--- Data extract ---
>>>
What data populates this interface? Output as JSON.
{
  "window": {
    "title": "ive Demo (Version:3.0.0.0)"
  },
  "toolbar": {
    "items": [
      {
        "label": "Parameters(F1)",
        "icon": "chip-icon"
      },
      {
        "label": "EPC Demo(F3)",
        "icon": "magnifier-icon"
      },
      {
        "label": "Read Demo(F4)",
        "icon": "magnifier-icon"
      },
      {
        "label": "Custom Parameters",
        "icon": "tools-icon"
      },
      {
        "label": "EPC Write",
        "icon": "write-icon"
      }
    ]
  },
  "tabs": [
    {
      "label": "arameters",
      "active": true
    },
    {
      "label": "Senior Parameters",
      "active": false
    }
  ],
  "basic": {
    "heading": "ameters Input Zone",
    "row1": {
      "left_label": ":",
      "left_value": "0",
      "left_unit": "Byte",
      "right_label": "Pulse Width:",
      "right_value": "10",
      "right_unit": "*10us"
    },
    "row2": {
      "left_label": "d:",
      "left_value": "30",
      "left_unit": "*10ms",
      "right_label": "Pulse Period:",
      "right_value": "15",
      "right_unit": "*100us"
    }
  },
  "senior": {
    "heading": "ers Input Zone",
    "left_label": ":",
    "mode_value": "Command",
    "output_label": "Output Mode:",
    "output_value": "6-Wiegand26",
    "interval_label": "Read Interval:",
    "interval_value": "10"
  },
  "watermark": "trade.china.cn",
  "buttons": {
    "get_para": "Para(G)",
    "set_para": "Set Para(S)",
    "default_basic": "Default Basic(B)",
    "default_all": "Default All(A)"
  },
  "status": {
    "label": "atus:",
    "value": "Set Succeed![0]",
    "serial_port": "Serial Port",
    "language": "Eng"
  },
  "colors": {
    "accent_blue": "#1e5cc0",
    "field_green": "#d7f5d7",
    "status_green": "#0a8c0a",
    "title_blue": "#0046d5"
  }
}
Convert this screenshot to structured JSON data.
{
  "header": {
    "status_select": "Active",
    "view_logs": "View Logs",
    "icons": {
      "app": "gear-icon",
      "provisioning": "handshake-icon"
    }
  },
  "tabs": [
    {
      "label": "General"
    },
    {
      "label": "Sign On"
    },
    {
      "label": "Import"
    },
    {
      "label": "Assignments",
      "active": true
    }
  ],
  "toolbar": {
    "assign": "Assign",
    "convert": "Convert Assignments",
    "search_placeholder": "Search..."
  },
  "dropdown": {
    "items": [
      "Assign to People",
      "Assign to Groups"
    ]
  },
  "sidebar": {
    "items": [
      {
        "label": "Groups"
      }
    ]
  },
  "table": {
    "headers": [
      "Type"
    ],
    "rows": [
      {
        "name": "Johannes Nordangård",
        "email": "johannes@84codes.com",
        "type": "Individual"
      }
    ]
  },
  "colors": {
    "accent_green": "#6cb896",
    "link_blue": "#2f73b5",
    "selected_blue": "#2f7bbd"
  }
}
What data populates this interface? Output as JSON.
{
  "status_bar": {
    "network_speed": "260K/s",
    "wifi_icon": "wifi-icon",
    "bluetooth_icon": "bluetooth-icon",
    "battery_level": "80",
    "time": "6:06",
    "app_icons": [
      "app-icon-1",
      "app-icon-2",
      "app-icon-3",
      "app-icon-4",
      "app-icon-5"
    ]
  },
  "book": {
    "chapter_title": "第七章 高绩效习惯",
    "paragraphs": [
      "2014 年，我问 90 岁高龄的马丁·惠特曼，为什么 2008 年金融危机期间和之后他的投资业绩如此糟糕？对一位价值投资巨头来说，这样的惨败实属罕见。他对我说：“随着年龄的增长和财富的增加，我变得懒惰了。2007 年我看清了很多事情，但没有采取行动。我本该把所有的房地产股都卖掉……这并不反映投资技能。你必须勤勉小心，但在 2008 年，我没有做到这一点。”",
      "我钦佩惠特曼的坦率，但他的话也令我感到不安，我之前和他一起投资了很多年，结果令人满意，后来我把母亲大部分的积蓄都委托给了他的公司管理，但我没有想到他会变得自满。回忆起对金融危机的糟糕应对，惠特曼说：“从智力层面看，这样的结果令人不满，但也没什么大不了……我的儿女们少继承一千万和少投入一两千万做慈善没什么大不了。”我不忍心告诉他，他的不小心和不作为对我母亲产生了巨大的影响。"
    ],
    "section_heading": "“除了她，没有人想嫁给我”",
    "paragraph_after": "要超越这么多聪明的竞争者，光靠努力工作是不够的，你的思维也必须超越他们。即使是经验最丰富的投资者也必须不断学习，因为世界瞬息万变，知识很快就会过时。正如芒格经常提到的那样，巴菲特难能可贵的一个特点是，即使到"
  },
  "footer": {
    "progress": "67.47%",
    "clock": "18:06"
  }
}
<<<
>>>
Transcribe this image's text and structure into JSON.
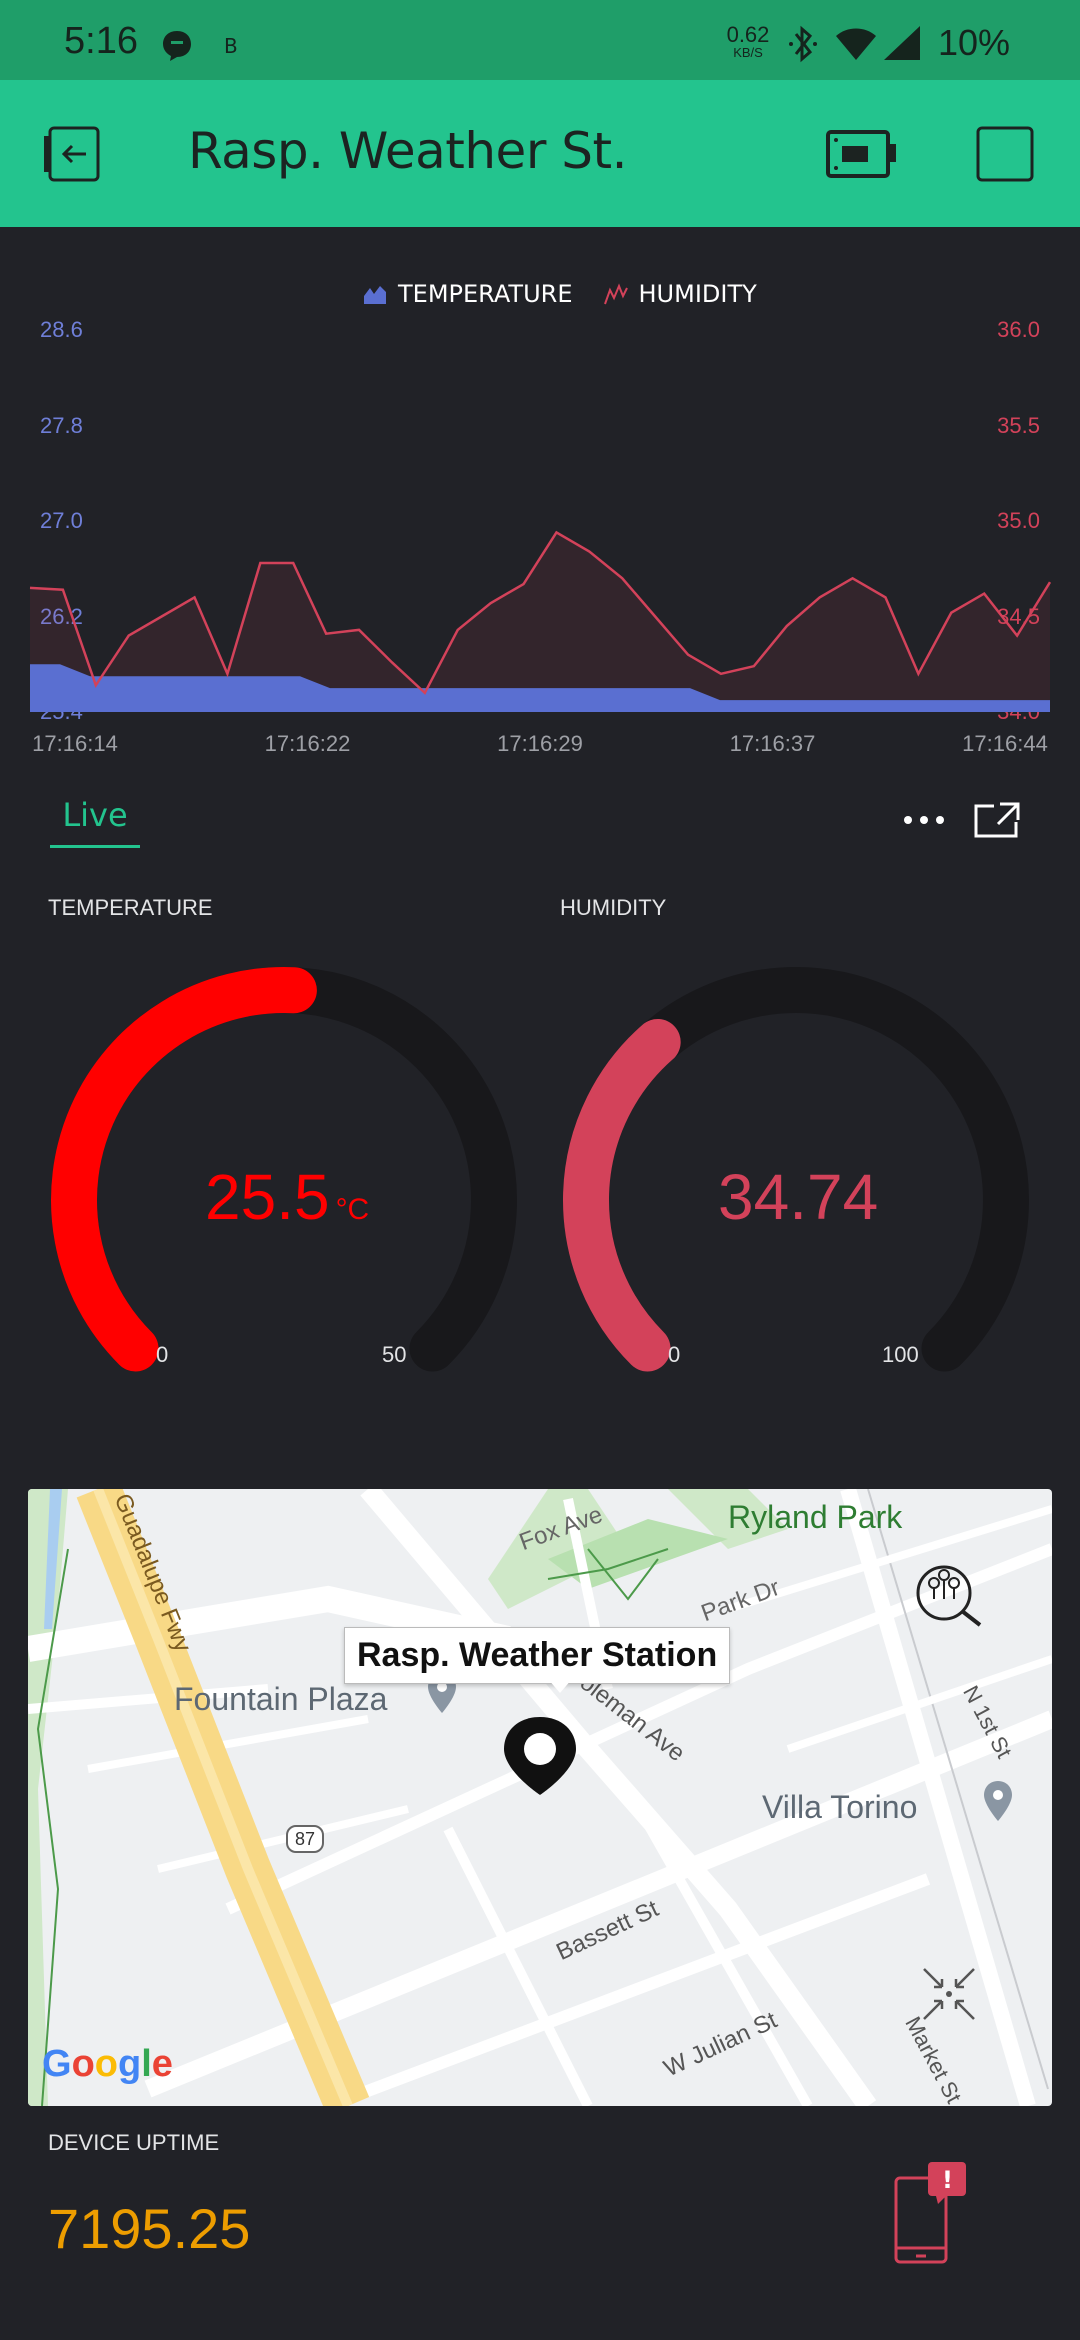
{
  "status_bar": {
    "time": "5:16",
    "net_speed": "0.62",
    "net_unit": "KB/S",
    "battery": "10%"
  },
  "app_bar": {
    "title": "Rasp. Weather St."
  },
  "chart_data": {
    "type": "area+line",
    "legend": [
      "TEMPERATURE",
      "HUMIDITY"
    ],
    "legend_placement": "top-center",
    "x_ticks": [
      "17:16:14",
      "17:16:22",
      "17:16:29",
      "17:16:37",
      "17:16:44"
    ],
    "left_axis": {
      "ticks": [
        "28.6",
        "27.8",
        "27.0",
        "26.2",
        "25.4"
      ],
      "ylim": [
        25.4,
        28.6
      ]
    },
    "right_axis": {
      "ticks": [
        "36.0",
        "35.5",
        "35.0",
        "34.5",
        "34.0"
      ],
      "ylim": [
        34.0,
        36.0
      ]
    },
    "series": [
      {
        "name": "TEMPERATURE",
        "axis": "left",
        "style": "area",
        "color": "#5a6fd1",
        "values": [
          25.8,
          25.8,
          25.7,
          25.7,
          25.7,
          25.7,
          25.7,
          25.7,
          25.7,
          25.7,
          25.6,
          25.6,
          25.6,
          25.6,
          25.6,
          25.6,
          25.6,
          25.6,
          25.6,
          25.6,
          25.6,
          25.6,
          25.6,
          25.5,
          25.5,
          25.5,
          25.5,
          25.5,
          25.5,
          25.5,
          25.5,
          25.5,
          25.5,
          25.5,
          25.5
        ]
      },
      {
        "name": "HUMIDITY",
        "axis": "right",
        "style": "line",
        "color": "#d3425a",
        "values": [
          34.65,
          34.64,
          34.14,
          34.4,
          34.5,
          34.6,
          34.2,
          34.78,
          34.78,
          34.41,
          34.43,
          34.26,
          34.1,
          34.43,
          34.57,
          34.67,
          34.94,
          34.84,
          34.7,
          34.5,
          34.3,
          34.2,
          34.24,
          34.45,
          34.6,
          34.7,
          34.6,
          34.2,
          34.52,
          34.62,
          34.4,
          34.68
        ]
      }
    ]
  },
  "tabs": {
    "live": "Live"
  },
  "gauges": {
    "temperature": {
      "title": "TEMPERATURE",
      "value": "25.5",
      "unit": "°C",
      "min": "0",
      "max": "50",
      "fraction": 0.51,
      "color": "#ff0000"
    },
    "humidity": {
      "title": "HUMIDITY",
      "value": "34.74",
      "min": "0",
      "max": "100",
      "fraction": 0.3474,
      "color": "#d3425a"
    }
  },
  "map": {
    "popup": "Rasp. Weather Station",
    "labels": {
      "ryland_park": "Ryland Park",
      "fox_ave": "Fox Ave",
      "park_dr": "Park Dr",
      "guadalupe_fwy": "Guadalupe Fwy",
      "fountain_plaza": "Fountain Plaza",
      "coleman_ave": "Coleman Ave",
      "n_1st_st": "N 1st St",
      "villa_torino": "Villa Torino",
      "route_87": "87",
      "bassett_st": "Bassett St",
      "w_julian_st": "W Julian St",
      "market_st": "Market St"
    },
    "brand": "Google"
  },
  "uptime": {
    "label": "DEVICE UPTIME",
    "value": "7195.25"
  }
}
<<<
--- Work to complete ---
Pull every line containing "Convert" out of the records.

--- Solved problem ---
Convert this screenshot to structured JSON data.
    "convert": "Convert Assignments",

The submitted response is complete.